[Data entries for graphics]
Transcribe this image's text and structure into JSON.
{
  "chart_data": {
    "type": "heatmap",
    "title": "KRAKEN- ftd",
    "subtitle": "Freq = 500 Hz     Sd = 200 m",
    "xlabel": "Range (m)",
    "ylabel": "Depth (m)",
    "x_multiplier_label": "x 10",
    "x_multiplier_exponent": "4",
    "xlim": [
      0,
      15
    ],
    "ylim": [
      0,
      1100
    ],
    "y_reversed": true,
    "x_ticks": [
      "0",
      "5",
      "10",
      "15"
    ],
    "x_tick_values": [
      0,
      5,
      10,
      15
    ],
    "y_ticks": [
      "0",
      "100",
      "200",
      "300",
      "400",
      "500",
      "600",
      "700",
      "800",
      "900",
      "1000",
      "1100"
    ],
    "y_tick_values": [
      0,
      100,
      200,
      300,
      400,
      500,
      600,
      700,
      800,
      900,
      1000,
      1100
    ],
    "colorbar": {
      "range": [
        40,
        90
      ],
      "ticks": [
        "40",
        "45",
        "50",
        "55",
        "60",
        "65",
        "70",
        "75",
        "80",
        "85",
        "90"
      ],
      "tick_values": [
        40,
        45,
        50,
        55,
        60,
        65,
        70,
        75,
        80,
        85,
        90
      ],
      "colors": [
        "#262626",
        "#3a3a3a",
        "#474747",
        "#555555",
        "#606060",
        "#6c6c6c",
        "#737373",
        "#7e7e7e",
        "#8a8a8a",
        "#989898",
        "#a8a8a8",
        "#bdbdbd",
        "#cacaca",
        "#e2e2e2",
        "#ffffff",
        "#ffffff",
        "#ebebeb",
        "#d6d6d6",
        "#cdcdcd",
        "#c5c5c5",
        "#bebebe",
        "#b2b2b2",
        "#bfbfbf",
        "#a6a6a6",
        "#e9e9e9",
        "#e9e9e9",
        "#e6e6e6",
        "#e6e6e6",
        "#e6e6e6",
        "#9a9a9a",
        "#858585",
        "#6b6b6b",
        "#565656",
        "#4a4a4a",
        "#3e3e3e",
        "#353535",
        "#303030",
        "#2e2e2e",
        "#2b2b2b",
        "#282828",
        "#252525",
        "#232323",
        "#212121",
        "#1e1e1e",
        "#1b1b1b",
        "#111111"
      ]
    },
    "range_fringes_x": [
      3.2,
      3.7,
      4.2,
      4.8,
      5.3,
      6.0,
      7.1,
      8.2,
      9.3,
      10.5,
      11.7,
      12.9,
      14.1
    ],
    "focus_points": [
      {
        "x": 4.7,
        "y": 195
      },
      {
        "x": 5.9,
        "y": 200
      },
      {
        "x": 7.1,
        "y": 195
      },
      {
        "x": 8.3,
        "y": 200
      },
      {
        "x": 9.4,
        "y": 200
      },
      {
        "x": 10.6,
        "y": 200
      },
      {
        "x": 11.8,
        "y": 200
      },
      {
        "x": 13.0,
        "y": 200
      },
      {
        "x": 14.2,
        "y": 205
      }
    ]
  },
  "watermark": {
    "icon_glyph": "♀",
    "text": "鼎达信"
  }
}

* _Instruction_:
Track down every line holding the string "text" and copy it.

* _Result of this task_:
Transcribe this image's text and structure into JSON.
    "text": "鼎达信"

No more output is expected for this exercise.